Prompt
Transcribe all of the records word for word, but omit the pictures.
>>>
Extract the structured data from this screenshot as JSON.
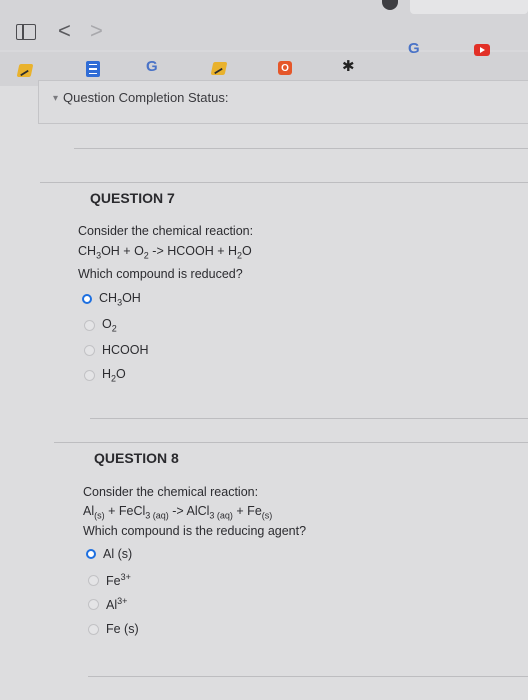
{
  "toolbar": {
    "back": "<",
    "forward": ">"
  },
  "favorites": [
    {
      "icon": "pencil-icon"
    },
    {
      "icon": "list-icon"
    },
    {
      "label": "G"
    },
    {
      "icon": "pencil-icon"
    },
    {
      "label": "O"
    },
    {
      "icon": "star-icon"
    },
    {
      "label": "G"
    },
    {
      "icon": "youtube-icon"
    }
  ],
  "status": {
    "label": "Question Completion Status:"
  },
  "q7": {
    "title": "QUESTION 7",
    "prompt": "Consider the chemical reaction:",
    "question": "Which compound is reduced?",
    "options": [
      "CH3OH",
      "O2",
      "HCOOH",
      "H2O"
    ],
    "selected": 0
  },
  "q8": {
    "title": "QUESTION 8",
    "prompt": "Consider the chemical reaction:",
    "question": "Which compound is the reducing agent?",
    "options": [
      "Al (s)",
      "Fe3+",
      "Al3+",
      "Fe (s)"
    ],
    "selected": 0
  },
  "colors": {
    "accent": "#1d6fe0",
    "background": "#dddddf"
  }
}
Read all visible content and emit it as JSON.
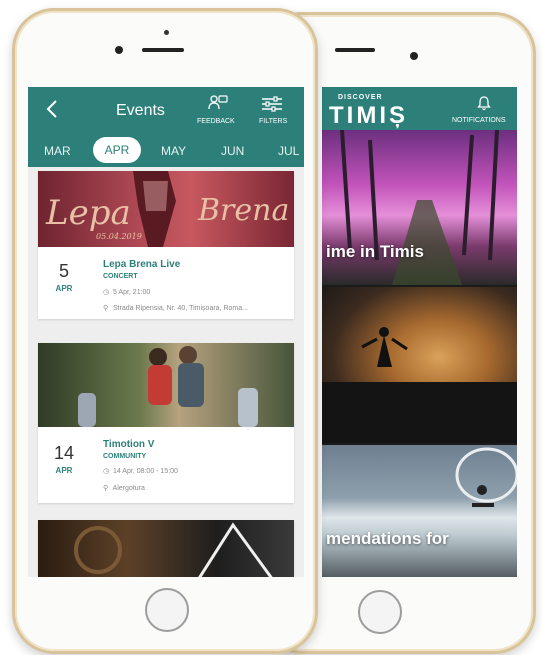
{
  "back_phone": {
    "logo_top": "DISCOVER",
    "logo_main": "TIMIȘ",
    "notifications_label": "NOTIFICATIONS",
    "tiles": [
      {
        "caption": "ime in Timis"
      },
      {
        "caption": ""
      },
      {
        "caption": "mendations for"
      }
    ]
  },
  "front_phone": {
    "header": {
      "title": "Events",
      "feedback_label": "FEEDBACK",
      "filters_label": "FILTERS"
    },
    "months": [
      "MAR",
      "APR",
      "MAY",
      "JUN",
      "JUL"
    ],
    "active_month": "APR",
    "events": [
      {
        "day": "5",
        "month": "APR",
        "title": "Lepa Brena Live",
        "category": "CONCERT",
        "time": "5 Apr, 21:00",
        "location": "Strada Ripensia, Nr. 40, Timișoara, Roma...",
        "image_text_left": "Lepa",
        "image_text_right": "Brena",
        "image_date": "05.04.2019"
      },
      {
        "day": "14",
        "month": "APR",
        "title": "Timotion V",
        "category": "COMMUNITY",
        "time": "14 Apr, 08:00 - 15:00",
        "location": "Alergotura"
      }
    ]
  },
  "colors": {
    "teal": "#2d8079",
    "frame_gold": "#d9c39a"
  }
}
<<<
Solution for this exercise
Extract the structured data from this screenshot as JSON.
{
  "toolbar": {
    "back": "<",
    "forward": ">"
  },
  "favorites": [
    {
      "icon": "pencil-icon"
    },
    {
      "icon": "list-icon"
    },
    {
      "label": "G"
    },
    {
      "icon": "pencil-icon"
    },
    {
      "label": "O"
    },
    {
      "icon": "star-icon"
    },
    {
      "label": "G"
    },
    {
      "icon": "youtube-icon"
    }
  ],
  "status": {
    "label": "Question Completion Status:"
  },
  "q7": {
    "title": "QUESTION 7",
    "prompt": "Consider the chemical reaction:",
    "question": "Which compound is reduced?",
    "options": [
      "CH3OH",
      "O2",
      "HCOOH",
      "H2O"
    ],
    "selected": 0
  },
  "q8": {
    "title": "QUESTION 8",
    "prompt": "Consider the chemical reaction:",
    "question": "Which compound is the reducing agent?",
    "options": [
      "Al (s)",
      "Fe3+",
      "Al3+",
      "Fe (s)"
    ],
    "selected": 0
  },
  "colors": {
    "accent": "#1d6fe0",
    "background": "#dddddf"
  }
}
Read all visible content and emit it as JSON.
{
  "back_phone": {
    "logo_top": "DISCOVER",
    "logo_main": "TIMIȘ",
    "notifications_label": "NOTIFICATIONS",
    "tiles": [
      {
        "caption": "ime in Timis"
      },
      {
        "caption": ""
      },
      {
        "caption": "mendations for"
      }
    ]
  },
  "front_phone": {
    "header": {
      "title": "Events",
      "feedback_label": "FEEDBACK",
      "filters_label": "FILTERS"
    },
    "months": [
      "MAR",
      "APR",
      "MAY",
      "JUN",
      "JUL"
    ],
    "active_month": "APR",
    "events": [
      {
        "day": "5",
        "month": "APR",
        "title": "Lepa Brena Live",
        "category": "CONCERT",
        "time": "5 Apr, 21:00",
        "location": "Strada Ripensia, Nr. 40, Timișoara, Roma...",
        "image_text_left": "Lepa",
        "image_text_right": "Brena",
        "image_date": "05.04.2019"
      },
      {
        "day": "14",
        "month": "APR",
        "title": "Timotion V",
        "category": "COMMUNITY",
        "time": "14 Apr, 08:00 - 15:00",
        "location": "Alergotura"
      }
    ]
  },
  "colors": {
    "teal": "#2d8079",
    "frame_gold": "#d9c39a"
  }
}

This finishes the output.